• Task requirements:
Any picture among the records should be left out, please; retype the rest exactly.
═════ Excerpted records ═════
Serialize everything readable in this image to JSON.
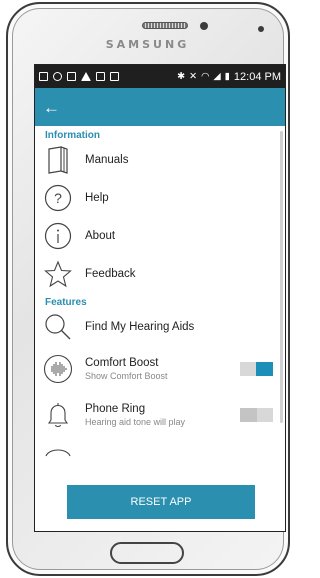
{
  "device": {
    "brand": "SAMSUNG"
  },
  "statusbar": {
    "time": "12:04 PM",
    "icons": [
      "message-icon",
      "link-icon",
      "image-icon",
      "warning-icon",
      "lock-icon",
      "lock-icon",
      "bluetooth-icon",
      "mute-icon",
      "wifi-icon",
      "signal-icon",
      "battery-icon"
    ]
  },
  "appbar": {
    "back_icon": "arrow-left-icon",
    "back_glyph": "←"
  },
  "sections": {
    "information": {
      "title": "Information",
      "items": [
        {
          "label": "Manuals",
          "icon": "book-icon"
        },
        {
          "label": "Help",
          "icon": "question-icon"
        },
        {
          "label": "About",
          "icon": "info-icon"
        },
        {
          "label": "Feedback",
          "icon": "star-icon"
        }
      ]
    },
    "features": {
      "title": "Features",
      "find": {
        "label": "Find My Hearing Aids",
        "icon": "search-icon"
      },
      "comfort_boost": {
        "label": "Comfort Boost",
        "sub": "Show Comfort Boost",
        "icon": "soundwave-icon",
        "enabled": true
      },
      "phone_ring": {
        "label": "Phone Ring",
        "sub": "Hearing aid tone will play",
        "icon": "bell-icon",
        "enabled": false
      }
    }
  },
  "reset_button": {
    "label": "RESET APP"
  },
  "colors": {
    "accent": "#2b8fb0",
    "toggle_on": "#1b8fb7",
    "statusbar": "#1f1f1f"
  }
}
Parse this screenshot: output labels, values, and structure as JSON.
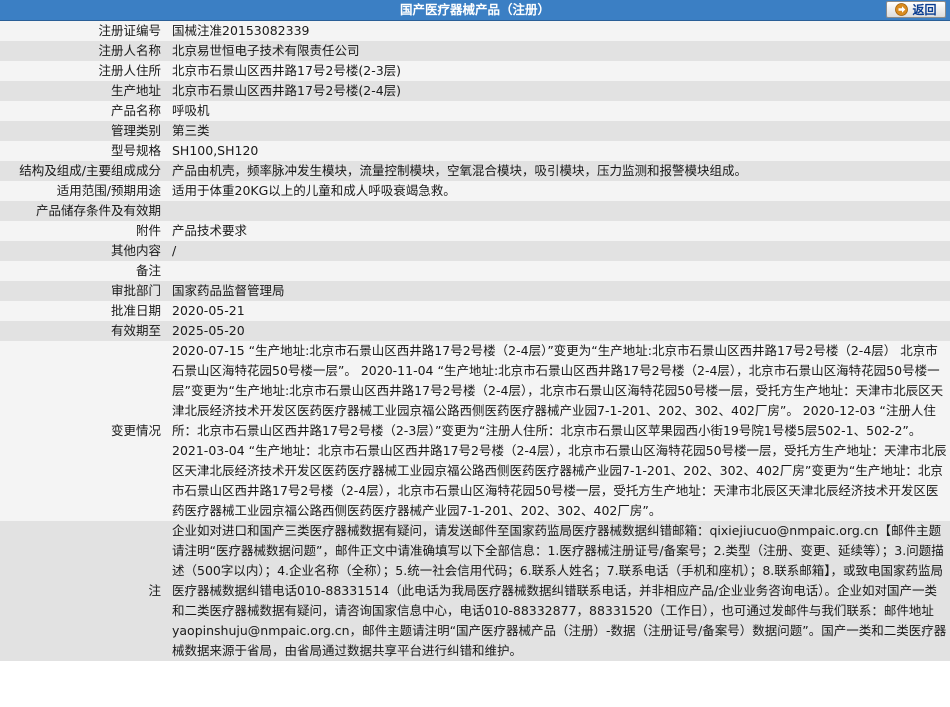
{
  "header": {
    "title": "国产医疗器械产品（注册）",
    "back_label": "返回"
  },
  "rows": [
    {
      "label": "注册证编号",
      "value": "国械注准20153082339"
    },
    {
      "label": "注册人名称",
      "value": "北京易世恒电子技术有限责任公司"
    },
    {
      "label": "注册人住所",
      "value": "北京市石景山区西井路17号2号楼(2-3层)"
    },
    {
      "label": "生产地址",
      "value": "北京市石景山区西井路17号2号楼(2-4层)"
    },
    {
      "label": "产品名称",
      "value": "呼吸机"
    },
    {
      "label": "管理类别",
      "value": "第三类"
    },
    {
      "label": "型号规格",
      "value": "SH100,SH120"
    },
    {
      "label": "结构及组成/主要组成成分",
      "value": "产品由机壳，频率脉冲发生模块，流量控制模块，空氧混合模块，吸引模块，压力监测和报警模块组成。"
    },
    {
      "label": "适用范围/预期用途",
      "value": "适用于体重20KG以上的儿童和成人呼吸衰竭急救。"
    },
    {
      "label": "产品储存条件及有效期",
      "value": ""
    },
    {
      "label": "附件",
      "value": "产品技术要求"
    },
    {
      "label": "其他内容",
      "value": "/"
    },
    {
      "label": "备注",
      "value": ""
    },
    {
      "label": "审批部门",
      "value": "国家药品监督管理局"
    },
    {
      "label": "批准日期",
      "value": "2020-05-21"
    },
    {
      "label": "有效期至",
      "value": "2025-05-20"
    },
    {
      "label": "变更情况",
      "value": "2020-07-15 “生产地址:北京市石景山区西井路17号2号楼（2-4层）”变更为“生产地址:北京市石景山区西井路17号2号楼（2-4层） 北京市石景山区海特花园50号楼一层”。 2020-11-04 “生产地址:北京市石景山区西井路17号2号楼（2-4层），北京市石景山区海特花园50号楼一层”变更为“生产地址:北京市石景山区西井路17号2号楼（2-4层），北京市石景山区海特花园50号楼一层，受托方生产地址：天津市北辰区天津北辰经济技术开发区医药医疗器械工业园京福公路西侧医药医疗器械产业园7-1-201、202、302、402厂房”。 2020-12-03 “注册人住所：北京市石景山区西井路17号2号楼（2-3层）”变更为“注册人住所：北京市石景山区苹果园西小街19号院1号楼5层502-1、502-2”。 2021-03-04 “生产地址：北京市石景山区西井路17号2号楼（2-4层），北京市石景山区海特花园50号楼一层，受托方生产地址：天津市北辰区天津北辰经济技术开发区医药医疗器械工业园京福公路西侧医药医疗器械产业园7-1-201、202、302、402厂房”变更为“生产地址：北京市石景山区西井路17号2号楼（2-4层），北京市石景山区海特花园50号楼一层，受托方生产地址：天津市北辰区天津北辰经济技术开发区医药医疗器械工业园京福公路西侧医药医疗器械产业园7-1-201、202、302、402厂房”。"
    },
    {
      "label": "注",
      "value": "企业如对进口和国产三类医疗器械数据有疑问，请发送邮件至国家药监局医疗器械数据纠错邮箱：qixiejiucuo@nmpaic.org.cn【邮件主题请注明“医疗器械数据问题”，邮件正文中请准确填写以下全部信息：1.医疗器械注册证号/备案号；2.类型（注册、变更、延续等）；3.问题描述（500字以内）；4.企业名称（全称）；5.统一社会信用代码；6.联系人姓名；7.联系电话（手机和座机）；8.联系邮箱】，或致电国家药监局医疗器械数据纠错电话010-88331514（此电话为我局医疗器械数据纠错联系电话，并非相应产品/企业业务咨询电话）。企业如对国产一类和二类医疗器械数据有疑问，请咨询国家信息中心，电话010-88332877，88331520（工作日），也可通过发邮件与我们联系：邮件地址yaopinshuju@nmpaic.org.cn，邮件主题请注明“国产医疗器械产品（注册）-数据（注册证号/备案号）数据问题”。国产一类和二类医疗器械数据来源于省局，由省局通过数据共享平台进行纠错和维护。"
    }
  ],
  "colors": {
    "header_bg": "#3b7fc4",
    "row_light": "#f4f4f4",
    "row_dark": "#e2e2e2"
  },
  "icons": {
    "back": "arrow-right-icon"
  }
}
═════
• Output of the exercise:
Serialize everything readable in this image to JSON.
{
  "device": {
    "brand": "SAMSUNG"
  },
  "statusbar": {
    "time": "12:04 PM",
    "icons": [
      "message-icon",
      "link-icon",
      "image-icon",
      "warning-icon",
      "lock-icon",
      "lock-icon",
      "bluetooth-icon",
      "mute-icon",
      "wifi-icon",
      "signal-icon",
      "battery-icon"
    ]
  },
  "appbar": {
    "back_icon": "arrow-left-icon",
    "back_glyph": "←"
  },
  "sections": {
    "information": {
      "title": "Information",
      "items": [
        {
          "label": "Manuals",
          "icon": "book-icon"
        },
        {
          "label": "Help",
          "icon": "question-icon"
        },
        {
          "label": "About",
          "icon": "info-icon"
        },
        {
          "label": "Feedback",
          "icon": "star-icon"
        }
      ]
    },
    "features": {
      "title": "Features",
      "find": {
        "label": "Find My Hearing Aids",
        "icon": "search-icon"
      },
      "comfort_boost": {
        "label": "Comfort Boost",
        "sub": "Show Comfort Boost",
        "icon": "soundwave-icon",
        "enabled": true
      },
      "phone_ring": {
        "label": "Phone Ring",
        "sub": "Hearing aid tone will play",
        "icon": "bell-icon",
        "enabled": false
      }
    }
  },
  "reset_button": {
    "label": "RESET APP"
  },
  "colors": {
    "accent": "#2b8fb0",
    "toggle_on": "#1b8fb7",
    "statusbar": "#1f1f1f"
  }
}
Parse this screenshot: output labels, values, and structure as JSON.
{
  "header": {
    "title": "国产医疗器械产品（注册）",
    "back_label": "返回"
  },
  "rows": [
    {
      "label": "注册证编号",
      "value": "国械注准20153082339"
    },
    {
      "label": "注册人名称",
      "value": "北京易世恒电子技术有限责任公司"
    },
    {
      "label": "注册人住所",
      "value": "北京市石景山区西井路17号2号楼(2-3层)"
    },
    {
      "label": "生产地址",
      "value": "北京市石景山区西井路17号2号楼(2-4层)"
    },
    {
      "label": "产品名称",
      "value": "呼吸机"
    },
    {
      "label": "管理类别",
      "value": "第三类"
    },
    {
      "label": "型号规格",
      "value": "SH100,SH120"
    },
    {
      "label": "结构及组成/主要组成成分",
      "value": "产品由机壳，频率脉冲发生模块，流量控制模块，空氧混合模块，吸引模块，压力监测和报警模块组成。"
    },
    {
      "label": "适用范围/预期用途",
      "value": "适用于体重20KG以上的儿童和成人呼吸衰竭急救。"
    },
    {
      "label": "产品储存条件及有效期",
      "value": ""
    },
    {
      "label": "附件",
      "value": "产品技术要求"
    },
    {
      "label": "其他内容",
      "value": "/"
    },
    {
      "label": "备注",
      "value": ""
    },
    {
      "label": "审批部门",
      "value": "国家药品监督管理局"
    },
    {
      "label": "批准日期",
      "value": "2020-05-21"
    },
    {
      "label": "有效期至",
      "value": "2025-05-20"
    },
    {
      "label": "变更情况",
      "value": "2020-07-15 “生产地址:北京市石景山区西井路17号2号楼（2-4层）”变更为“生产地址:北京市石景山区西井路17号2号楼（2-4层） 北京市石景山区海特花园50号楼一层”。 2020-11-04 “生产地址:北京市石景山区西井路17号2号楼（2-4层），北京市石景山区海特花园50号楼一层”变更为“生产地址:北京市石景山区西井路17号2号楼（2-4层），北京市石景山区海特花园50号楼一层，受托方生产地址：天津市北辰区天津北辰经济技术开发区医药医疗器械工业园京福公路西侧医药医疗器械产业园7-1-201、202、302、402厂房”。 2020-12-03 “注册人住所：北京市石景山区西井路17号2号楼（2-3层）”变更为“注册人住所：北京市石景山区苹果园西小街19号院1号楼5层502-1、502-2”。 2021-03-04 “生产地址：北京市石景山区西井路17号2号楼（2-4层），北京市石景山区海特花园50号楼一层，受托方生产地址：天津市北辰区天津北辰经济技术开发区医药医疗器械工业园京福公路西侧医药医疗器械产业园7-1-201、202、302、402厂房”变更为“生产地址：北京市石景山区西井路17号2号楼（2-4层），北京市石景山区海特花园50号楼一层，受托方生产地址：天津市北辰区天津北辰经济技术开发区医药医疗器械工业园京福公路西侧医药医疗器械产业园7-1-201、202、302、402厂房”。"
    },
    {
      "label": "注",
      "value": "企业如对进口和国产三类医疗器械数据有疑问，请发送邮件至国家药监局医疗器械数据纠错邮箱：qixiejiucuo@nmpaic.org.cn【邮件主题请注明“医疗器械数据问题”，邮件正文中请准确填写以下全部信息：1.医疗器械注册证号/备案号；2.类型（注册、变更、延续等）；3.问题描述（500字以内）；4.企业名称（全称）；5.统一社会信用代码；6.联系人姓名；7.联系电话（手机和座机）；8.联系邮箱】，或致电国家药监局医疗器械数据纠错电话010-88331514（此电话为我局医疗器械数据纠错联系电话，并非相应产品/企业业务咨询电话）。企业如对国产一类和二类医疗器械数据有疑问，请咨询国家信息中心，电话010-88332877，88331520（工作日），也可通过发邮件与我们联系：邮件地址yaopinshuju@nmpaic.org.cn，邮件主题请注明“国产医疗器械产品（注册）-数据（注册证号/备案号）数据问题”。国产一类和二类医疗器械数据来源于省局，由省局通过数据共享平台进行纠错和维护。"
    }
  ],
  "colors": {
    "header_bg": "#3b7fc4",
    "row_light": "#f4f4f4",
    "row_dark": "#e2e2e2"
  },
  "icons": {
    "back": "arrow-right-icon"
  }
}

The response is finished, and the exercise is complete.